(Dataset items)
—————

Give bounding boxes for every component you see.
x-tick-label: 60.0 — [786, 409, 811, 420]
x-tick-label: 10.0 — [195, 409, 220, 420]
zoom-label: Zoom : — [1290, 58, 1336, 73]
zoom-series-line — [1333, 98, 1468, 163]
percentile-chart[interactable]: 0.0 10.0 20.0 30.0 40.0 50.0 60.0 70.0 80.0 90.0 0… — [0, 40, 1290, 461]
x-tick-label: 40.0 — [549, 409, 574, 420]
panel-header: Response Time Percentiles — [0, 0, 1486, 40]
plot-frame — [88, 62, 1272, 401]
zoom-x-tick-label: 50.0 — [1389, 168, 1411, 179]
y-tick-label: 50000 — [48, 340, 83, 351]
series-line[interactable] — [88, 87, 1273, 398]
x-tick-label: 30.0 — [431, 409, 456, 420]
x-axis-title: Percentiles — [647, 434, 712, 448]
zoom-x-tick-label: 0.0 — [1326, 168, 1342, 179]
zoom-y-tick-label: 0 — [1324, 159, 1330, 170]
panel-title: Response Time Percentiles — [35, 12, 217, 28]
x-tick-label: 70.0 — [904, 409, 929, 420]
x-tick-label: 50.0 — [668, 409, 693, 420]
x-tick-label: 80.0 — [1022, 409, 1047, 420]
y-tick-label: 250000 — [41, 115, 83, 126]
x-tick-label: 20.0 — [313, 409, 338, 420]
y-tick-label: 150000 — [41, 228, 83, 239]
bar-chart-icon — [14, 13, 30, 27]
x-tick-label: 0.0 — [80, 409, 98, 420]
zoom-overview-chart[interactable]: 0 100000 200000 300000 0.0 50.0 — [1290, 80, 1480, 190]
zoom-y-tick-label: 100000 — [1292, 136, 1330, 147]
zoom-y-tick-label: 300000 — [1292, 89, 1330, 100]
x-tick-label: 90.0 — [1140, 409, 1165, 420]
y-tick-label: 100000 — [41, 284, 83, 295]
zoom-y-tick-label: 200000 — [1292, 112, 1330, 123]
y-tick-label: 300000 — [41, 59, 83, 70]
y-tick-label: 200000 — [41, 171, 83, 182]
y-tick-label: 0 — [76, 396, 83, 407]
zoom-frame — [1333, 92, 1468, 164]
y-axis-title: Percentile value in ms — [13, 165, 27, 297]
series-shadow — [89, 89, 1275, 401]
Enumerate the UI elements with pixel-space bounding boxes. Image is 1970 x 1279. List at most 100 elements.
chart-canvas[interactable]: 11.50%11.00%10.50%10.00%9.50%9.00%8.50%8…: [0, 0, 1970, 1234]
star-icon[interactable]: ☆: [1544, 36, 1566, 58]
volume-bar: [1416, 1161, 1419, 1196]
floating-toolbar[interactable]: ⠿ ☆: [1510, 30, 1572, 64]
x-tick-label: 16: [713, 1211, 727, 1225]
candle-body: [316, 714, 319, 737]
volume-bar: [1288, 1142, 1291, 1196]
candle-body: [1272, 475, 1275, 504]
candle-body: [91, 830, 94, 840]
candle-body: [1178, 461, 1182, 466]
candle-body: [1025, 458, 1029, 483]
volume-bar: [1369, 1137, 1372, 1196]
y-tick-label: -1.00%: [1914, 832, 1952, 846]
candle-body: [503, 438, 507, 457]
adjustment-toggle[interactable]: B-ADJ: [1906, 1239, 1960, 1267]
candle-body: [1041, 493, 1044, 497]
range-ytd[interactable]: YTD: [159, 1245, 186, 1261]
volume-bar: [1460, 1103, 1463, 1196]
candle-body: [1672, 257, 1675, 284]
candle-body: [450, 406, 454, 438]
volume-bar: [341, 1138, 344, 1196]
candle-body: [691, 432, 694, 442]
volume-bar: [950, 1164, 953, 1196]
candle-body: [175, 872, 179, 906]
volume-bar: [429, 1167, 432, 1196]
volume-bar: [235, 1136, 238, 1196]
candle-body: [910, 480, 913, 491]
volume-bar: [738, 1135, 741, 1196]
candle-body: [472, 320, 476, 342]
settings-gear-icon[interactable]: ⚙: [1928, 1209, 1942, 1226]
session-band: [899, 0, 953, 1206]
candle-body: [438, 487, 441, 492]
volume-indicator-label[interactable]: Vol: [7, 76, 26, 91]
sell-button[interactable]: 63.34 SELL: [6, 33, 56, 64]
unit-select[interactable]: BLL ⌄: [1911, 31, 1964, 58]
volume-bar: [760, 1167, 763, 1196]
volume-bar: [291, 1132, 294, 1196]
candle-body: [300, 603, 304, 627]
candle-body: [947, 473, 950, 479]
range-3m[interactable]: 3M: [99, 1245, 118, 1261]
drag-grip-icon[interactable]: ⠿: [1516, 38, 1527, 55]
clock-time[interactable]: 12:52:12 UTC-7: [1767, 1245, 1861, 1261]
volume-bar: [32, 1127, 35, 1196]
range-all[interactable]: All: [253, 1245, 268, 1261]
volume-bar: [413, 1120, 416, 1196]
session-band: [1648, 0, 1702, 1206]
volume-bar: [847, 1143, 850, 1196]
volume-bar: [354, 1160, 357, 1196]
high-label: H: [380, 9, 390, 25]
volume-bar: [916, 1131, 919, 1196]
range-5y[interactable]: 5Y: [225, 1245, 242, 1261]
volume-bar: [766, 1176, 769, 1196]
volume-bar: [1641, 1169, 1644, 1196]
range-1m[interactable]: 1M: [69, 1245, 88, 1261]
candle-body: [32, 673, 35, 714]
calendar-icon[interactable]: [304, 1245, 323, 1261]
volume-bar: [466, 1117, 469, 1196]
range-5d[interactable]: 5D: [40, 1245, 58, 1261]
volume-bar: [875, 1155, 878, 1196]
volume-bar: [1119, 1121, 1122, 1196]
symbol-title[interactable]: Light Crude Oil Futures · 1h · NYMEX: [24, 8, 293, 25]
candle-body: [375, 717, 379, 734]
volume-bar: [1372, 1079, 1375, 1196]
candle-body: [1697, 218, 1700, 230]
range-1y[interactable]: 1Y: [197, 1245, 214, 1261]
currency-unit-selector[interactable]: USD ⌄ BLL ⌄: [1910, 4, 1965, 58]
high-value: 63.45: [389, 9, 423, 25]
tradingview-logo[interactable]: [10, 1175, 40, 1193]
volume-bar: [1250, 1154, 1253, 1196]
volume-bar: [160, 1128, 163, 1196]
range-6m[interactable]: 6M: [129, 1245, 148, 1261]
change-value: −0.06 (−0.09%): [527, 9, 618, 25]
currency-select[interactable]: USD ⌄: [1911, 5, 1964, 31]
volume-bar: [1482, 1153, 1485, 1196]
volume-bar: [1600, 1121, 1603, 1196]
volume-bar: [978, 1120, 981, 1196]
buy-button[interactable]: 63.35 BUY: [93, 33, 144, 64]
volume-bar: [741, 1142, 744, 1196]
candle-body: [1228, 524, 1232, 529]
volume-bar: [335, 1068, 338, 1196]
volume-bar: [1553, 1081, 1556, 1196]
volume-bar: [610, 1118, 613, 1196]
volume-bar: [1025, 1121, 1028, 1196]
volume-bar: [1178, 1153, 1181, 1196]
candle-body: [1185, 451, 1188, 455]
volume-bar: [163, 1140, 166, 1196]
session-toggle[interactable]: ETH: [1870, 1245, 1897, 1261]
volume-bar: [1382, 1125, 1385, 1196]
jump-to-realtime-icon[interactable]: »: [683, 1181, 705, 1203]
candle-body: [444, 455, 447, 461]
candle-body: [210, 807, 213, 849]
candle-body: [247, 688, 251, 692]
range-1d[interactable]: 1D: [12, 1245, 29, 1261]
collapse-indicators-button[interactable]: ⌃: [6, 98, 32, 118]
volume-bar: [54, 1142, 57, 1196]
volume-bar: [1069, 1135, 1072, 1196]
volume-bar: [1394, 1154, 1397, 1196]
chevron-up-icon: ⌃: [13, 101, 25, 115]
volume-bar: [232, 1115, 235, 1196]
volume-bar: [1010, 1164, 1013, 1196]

—————

▸ Exercise objective
Copy, without any alteration, the rows from the first one through the row that contains "x-axis-title: Percentiles —".

▸ Solution for this problem
Give bounding boxes for every component you see.
x-tick-label: 60.0 — [786, 409, 811, 420]
x-tick-label: 10.0 — [195, 409, 220, 420]
zoom-label: Zoom : — [1290, 58, 1336, 73]
zoom-series-line — [1333, 98, 1468, 163]
percentile-chart[interactable]: 0.0 10.0 20.0 30.0 40.0 50.0 60.0 70.0 80.0 90.0 0… — [0, 40, 1290, 461]
x-tick-label: 40.0 — [549, 409, 574, 420]
panel-header: Response Time Percentiles — [0, 0, 1486, 40]
plot-frame — [88, 62, 1272, 401]
zoom-x-tick-label: 50.0 — [1389, 168, 1411, 179]
y-tick-label: 50000 — [48, 340, 83, 351]
series-line[interactable] — [88, 87, 1273, 398]
x-tick-label: 30.0 — [431, 409, 456, 420]
x-axis-title: Percentiles — [647, 434, 712, 448]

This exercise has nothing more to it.